» The request: Copy the records below exactly as they are written.

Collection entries
******

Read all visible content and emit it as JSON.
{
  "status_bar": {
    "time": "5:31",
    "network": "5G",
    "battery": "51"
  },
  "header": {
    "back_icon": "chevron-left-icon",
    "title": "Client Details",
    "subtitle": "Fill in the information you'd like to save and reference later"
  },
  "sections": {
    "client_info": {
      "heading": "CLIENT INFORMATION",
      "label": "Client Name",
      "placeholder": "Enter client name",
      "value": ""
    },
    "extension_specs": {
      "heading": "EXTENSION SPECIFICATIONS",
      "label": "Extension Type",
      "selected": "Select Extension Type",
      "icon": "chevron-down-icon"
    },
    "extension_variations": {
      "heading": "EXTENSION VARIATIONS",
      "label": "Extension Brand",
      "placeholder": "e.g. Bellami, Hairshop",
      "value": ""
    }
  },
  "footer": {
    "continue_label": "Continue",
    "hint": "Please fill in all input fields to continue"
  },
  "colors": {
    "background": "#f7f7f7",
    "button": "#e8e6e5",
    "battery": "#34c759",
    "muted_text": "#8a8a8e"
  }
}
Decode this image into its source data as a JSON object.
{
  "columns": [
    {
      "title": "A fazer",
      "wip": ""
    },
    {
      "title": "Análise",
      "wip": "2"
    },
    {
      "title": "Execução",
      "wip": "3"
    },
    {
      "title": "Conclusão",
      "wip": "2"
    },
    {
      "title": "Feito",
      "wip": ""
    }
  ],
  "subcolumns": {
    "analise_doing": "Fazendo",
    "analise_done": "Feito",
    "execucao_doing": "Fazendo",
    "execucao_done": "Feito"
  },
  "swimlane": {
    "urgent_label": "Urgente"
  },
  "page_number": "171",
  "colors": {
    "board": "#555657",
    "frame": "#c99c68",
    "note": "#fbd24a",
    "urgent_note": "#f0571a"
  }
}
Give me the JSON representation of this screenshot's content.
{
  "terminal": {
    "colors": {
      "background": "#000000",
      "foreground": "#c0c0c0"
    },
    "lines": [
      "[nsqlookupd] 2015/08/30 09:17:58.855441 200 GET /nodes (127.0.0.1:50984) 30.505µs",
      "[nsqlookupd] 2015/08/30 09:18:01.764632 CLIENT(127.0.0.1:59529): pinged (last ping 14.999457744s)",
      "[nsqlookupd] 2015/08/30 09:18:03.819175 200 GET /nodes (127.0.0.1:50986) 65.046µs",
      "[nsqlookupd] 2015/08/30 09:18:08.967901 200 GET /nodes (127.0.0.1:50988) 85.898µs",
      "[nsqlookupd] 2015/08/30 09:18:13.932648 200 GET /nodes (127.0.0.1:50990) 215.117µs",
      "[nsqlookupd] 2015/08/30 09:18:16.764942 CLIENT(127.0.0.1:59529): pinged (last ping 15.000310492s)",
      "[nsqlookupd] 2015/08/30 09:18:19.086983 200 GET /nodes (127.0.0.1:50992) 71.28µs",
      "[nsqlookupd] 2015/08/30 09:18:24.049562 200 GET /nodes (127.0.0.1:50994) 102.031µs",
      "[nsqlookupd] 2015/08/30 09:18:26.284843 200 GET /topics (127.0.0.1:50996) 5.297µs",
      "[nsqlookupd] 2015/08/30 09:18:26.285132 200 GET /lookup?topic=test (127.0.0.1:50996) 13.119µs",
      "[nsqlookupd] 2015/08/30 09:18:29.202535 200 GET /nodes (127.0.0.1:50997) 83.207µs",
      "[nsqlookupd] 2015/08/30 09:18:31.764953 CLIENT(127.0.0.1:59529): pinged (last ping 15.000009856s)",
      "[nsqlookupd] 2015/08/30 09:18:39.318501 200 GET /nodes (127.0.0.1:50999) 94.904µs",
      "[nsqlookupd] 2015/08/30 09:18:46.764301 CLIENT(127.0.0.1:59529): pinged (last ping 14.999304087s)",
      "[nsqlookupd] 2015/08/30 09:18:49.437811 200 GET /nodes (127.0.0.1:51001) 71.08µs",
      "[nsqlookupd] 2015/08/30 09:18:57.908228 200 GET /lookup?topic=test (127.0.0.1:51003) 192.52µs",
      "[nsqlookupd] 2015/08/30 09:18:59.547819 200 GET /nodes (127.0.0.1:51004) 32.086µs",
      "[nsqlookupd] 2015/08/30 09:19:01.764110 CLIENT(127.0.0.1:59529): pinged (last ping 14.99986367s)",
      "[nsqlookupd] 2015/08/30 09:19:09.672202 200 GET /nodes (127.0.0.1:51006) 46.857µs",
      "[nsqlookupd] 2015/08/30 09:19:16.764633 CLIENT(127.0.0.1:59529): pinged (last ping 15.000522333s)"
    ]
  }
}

******

» Worked solution:
Read all visible content and emit it as JSON.
{
  "status_bar": {
    "time": "5:31",
    "network": "5G",
    "battery": "51"
  },
  "header": {
    "back_icon": "chevron-left-icon",
    "title": "Client Details",
    "subtitle": "Fill in the information you'd like to save and reference later"
  },
  "sections": {
    "client_info": {
      "heading": "CLIENT INFORMATION",
      "label": "Client Name",
      "placeholder": "Enter client name",
      "value": ""
    },
    "extension_specs": {
      "heading": "EXTENSION SPECIFICATIONS",
      "label": "Extension Type",
      "selected": "Select Extension Type",
      "icon": "chevron-down-icon"
    },
    "extension_variations": {
      "heading": "EXTENSION VARIATIONS",
      "label": "Extension Brand",
      "placeholder": "e.g. Bellami, Hairshop",
      "value": ""
    }
  },
  "footer": {
    "continue_label": "Continue",
    "hint": "Please fill in all input fields to continue"
  },
  "colors": {
    "background": "#f7f7f7",
    "button": "#e8e6e5",
    "battery": "#34c759",
    "muted_text": "#8a8a8e"
  }
}
Decode this image into its source data as a JSON object.
{
  "columns": [
    {
      "title": "A fazer",
      "wip": ""
    },
    {
      "title": "Análise",
      "wip": "2"
    },
    {
      "title": "Execução",
      "wip": "3"
    },
    {
      "title": "Conclusão",
      "wip": "2"
    },
    {
      "title": "Feito",
      "wip": ""
    }
  ],
  "subcolumns": {
    "analise_doing": "Fazendo",
    "analise_done": "Feito",
    "execucao_doing": "Fazendo",
    "execucao_done": "Feito"
  },
  "swimlane": {
    "urgent_label": "Urgente"
  },
  "page_number": "171",
  "colors": {
    "board": "#555657",
    "frame": "#c99c68",
    "note": "#fbd24a",
    "urgent_note": "#f0571a"
  }
}
Give me the JSON representation of this screenshot's content.
{
  "terminal": {
    "colors": {
      "background": "#000000",
      "foreground": "#c0c0c0"
    },
    "lines": [
      "[nsqlookupd] 2015/08/30 09:17:58.855441 200 GET /nodes (127.0.0.1:50984) 30.505µs",
      "[nsqlookupd] 2015/08/30 09:18:01.764632 CLIENT(127.0.0.1:59529): pinged (last ping 14.999457744s)",
      "[nsqlookupd] 2015/08/30 09:18:03.819175 200 GET /nodes (127.0.0.1:50986) 65.046µs",
      "[nsqlookupd] 2015/08/30 09:18:08.967901 200 GET /nodes (127.0.0.1:50988) 85.898µs",
      "[nsqlookupd] 2015/08/30 09:18:13.932648 200 GET /nodes (127.0.0.1:50990) 215.117µs",
      "[nsqlookupd] 2015/08/30 09:18:16.764942 CLIENT(127.0.0.1:59529): pinged (last ping 15.000310492s)",
      "[nsqlookupd] 2015/08/30 09:18:19.086983 200 GET /nodes (127.0.0.1:50992) 71.28µs",
      "[nsqlookupd] 2015/08/30 09:18:24.049562 200 GET /nodes (127.0.0.1:50994) 102.031µs",
      "[nsqlookupd] 2015/08/30 09:18:26.284843 200 GET /topics (127.0.0.1:50996) 5.297µs",
      "[nsqlookupd] 2015/08/30 09:18:26.285132 200 GET /lookup?topic=test (127.0.0.1:50996) 13.119µs",
      "[nsqlookupd] 2015/08/30 09:18:29.202535 200 GET /nodes (127.0.0.1:50997) 83.207µs",
      "[nsqlookupd] 2015/08/30 09:18:31.764953 CLIENT(127.0.0.1:59529): pinged (last ping 15.000009856s)",
      "[nsqlookupd] 2015/08/30 09:18:39.318501 200 GET /nodes (127.0.0.1:50999) 94.904µs",
      "[nsqlookupd] 2015/08/30 09:18:46.764301 CLIENT(127.0.0.1:59529): pinged (last ping 14.999304087s)",
      "[nsqlookupd] 2015/08/30 09:18:49.437811 200 GET /nodes (127.0.0.1:51001) 71.08µs",
      "[nsqlookupd] 2015/08/30 09:18:57.908228 200 GET /lookup?topic=test (127.0.0.1:51003) 192.52µs",
      "[nsqlookupd] 2015/08/30 09:18:59.547819 200 GET /nodes (127.0.0.1:51004) 32.086µs",
      "[nsqlookupd] 2015/08/30 09:19:01.764110 CLIENT(127.0.0.1:59529): pinged (last ping 14.99986367s)",
      "[nsqlookupd] 2015/08/30 09:19:09.672202 200 GET /nodes (127.0.0.1:51006) 46.857µs",
      "[nsqlookupd] 2015/08/30 09:19:16.764633 CLIENT(127.0.0.1:59529): pinged (last ping 15.000522333s)"
    ]
  }
}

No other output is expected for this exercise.